**STATED PROBLEM**
Filter the records below and copy every line containing the word "right".

___ RECORDS PROVIDED ___

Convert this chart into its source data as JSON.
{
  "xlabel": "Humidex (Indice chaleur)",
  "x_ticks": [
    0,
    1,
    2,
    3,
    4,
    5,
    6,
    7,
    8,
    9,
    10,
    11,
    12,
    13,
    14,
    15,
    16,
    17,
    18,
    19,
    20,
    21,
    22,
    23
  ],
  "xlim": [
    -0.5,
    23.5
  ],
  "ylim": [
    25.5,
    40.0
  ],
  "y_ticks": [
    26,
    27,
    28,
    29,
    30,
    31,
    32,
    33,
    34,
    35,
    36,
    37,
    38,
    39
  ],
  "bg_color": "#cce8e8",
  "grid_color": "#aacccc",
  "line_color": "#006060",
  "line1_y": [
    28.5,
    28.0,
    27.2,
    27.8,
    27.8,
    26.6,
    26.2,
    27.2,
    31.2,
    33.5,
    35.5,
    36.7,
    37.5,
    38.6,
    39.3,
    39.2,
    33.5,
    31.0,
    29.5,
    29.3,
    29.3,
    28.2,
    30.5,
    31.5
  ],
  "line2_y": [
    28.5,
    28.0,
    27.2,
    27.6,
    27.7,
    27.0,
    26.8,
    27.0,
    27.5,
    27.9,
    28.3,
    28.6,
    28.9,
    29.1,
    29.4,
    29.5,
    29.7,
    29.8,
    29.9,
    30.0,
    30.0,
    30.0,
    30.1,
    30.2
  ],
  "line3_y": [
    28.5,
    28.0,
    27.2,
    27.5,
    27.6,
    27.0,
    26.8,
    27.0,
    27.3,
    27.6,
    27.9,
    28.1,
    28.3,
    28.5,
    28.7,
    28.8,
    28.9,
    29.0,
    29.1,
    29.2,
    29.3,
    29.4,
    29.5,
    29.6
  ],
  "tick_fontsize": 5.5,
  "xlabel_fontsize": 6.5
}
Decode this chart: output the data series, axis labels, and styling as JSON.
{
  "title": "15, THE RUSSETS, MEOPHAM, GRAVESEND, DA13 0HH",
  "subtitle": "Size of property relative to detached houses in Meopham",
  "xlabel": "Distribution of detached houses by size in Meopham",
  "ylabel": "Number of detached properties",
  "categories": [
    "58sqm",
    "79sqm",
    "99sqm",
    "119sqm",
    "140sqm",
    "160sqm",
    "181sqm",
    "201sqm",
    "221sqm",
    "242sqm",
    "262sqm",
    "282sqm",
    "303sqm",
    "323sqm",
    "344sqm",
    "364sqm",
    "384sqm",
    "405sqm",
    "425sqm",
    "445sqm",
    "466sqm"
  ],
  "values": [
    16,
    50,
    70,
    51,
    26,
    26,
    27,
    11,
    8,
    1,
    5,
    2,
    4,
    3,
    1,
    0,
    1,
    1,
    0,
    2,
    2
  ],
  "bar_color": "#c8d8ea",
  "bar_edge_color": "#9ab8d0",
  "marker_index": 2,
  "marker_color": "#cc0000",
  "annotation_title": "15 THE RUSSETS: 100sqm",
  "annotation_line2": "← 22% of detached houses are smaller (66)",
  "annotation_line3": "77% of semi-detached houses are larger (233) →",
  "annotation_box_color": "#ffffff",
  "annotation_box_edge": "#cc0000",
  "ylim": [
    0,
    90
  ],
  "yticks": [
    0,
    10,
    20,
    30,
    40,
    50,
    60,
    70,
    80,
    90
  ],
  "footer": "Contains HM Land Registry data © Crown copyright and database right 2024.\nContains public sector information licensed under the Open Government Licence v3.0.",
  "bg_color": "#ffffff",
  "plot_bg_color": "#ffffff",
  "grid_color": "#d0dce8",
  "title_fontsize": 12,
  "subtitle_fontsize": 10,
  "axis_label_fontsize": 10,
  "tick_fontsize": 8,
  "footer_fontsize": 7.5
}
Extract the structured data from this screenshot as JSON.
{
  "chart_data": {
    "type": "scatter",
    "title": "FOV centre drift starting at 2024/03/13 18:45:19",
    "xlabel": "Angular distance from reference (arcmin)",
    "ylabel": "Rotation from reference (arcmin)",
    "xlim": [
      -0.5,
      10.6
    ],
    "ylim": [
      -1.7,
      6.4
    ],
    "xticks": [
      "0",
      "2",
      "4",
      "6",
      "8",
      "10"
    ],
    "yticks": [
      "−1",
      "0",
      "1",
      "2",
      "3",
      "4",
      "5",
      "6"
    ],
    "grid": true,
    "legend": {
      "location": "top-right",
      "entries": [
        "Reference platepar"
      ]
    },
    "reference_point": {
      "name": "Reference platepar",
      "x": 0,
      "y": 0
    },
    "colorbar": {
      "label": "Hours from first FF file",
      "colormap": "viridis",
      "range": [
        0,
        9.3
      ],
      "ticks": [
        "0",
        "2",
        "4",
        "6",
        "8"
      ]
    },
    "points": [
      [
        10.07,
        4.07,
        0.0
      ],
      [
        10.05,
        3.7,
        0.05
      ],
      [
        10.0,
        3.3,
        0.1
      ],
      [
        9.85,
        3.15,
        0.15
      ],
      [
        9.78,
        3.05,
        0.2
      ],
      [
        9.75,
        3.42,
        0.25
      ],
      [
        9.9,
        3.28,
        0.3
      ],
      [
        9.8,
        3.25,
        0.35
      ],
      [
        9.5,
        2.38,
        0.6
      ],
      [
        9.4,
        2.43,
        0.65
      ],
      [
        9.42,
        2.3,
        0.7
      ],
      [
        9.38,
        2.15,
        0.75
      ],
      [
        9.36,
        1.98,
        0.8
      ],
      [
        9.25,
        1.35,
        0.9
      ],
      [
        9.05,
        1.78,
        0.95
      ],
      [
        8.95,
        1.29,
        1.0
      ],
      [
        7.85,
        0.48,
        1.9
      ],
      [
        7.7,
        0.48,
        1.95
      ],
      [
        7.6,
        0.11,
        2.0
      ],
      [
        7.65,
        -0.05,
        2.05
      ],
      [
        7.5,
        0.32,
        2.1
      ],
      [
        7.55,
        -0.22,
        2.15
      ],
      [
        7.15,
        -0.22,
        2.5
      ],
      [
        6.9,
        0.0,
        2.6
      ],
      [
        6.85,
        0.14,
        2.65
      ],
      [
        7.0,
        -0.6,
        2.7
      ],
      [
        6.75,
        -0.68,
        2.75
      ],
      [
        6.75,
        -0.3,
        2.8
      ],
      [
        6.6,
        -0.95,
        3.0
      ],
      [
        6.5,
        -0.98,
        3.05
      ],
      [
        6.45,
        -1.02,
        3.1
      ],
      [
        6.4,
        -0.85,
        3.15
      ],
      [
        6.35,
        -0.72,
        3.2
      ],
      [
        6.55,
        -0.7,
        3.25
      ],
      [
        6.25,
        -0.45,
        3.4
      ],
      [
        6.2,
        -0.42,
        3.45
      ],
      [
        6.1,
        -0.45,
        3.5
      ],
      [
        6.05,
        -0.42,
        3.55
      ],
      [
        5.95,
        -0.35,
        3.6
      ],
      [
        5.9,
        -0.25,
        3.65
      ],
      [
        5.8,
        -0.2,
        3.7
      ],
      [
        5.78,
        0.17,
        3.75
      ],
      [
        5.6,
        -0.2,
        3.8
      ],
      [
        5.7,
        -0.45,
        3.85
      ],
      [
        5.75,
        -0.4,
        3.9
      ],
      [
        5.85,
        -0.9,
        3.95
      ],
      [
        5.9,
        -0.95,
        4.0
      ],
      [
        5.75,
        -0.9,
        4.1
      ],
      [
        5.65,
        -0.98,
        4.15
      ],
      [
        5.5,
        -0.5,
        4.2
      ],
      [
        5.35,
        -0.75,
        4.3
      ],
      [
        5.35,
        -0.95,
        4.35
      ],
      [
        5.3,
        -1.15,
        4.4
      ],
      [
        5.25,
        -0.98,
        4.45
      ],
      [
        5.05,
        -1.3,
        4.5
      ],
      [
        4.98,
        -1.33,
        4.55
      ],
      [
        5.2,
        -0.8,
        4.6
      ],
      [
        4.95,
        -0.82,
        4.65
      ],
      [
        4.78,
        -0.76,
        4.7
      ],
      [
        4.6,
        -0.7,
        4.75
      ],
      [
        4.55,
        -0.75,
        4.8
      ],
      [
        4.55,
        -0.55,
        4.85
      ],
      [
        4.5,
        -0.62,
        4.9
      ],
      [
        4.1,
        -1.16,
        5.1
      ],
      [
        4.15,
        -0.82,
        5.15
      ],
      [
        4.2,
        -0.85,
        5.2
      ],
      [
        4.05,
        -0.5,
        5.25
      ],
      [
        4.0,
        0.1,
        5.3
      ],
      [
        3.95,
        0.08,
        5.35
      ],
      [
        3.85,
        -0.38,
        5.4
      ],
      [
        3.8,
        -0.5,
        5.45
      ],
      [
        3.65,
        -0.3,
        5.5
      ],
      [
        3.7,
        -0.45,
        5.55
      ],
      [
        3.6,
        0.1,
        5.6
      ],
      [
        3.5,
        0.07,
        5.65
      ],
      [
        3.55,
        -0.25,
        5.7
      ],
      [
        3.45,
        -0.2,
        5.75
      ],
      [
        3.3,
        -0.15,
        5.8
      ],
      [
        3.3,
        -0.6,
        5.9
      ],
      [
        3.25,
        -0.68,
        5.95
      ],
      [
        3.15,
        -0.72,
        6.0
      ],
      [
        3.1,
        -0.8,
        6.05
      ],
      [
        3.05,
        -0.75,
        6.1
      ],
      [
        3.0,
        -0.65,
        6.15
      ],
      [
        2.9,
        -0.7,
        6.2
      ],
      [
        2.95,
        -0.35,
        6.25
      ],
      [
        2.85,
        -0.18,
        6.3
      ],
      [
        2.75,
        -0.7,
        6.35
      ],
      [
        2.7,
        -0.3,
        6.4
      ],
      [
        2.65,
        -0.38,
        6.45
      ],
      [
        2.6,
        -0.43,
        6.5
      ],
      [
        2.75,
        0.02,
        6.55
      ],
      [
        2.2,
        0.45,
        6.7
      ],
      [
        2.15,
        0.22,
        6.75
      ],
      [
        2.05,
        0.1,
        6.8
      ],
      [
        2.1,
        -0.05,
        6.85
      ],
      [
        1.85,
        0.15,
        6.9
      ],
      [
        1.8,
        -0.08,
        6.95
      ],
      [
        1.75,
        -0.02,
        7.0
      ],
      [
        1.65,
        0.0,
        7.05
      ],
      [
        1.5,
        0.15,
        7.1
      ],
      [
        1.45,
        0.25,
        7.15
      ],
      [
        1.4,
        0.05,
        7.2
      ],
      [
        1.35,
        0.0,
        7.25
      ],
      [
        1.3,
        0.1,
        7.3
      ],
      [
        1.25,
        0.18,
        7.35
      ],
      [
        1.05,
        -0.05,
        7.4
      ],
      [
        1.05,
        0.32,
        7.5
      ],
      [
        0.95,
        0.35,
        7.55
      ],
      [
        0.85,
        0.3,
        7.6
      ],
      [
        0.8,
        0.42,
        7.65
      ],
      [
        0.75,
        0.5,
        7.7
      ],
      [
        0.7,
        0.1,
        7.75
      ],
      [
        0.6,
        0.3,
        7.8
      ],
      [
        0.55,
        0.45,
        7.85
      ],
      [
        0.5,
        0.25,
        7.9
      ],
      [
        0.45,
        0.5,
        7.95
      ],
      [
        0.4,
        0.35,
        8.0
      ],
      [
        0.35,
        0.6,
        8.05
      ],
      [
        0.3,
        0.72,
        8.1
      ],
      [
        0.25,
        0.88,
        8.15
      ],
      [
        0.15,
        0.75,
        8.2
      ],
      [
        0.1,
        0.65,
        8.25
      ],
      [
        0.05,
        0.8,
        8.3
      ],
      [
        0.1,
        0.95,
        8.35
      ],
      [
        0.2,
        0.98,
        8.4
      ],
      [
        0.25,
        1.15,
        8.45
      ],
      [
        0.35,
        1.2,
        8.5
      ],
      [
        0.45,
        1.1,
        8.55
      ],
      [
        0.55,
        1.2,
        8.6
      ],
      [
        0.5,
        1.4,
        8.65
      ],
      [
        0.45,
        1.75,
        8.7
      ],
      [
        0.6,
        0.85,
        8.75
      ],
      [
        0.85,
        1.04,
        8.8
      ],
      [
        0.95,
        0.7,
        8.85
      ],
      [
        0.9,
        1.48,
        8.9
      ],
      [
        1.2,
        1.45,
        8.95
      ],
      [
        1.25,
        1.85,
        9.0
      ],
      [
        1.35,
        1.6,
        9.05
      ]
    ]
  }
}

___

**FINISHED TASK**
  "footer": "Contains HM Land Registry data © Crown copyright and database right 2024.\nContains public sector information licensed under the Open Government Licence v3.0.",
      "location": "top-right",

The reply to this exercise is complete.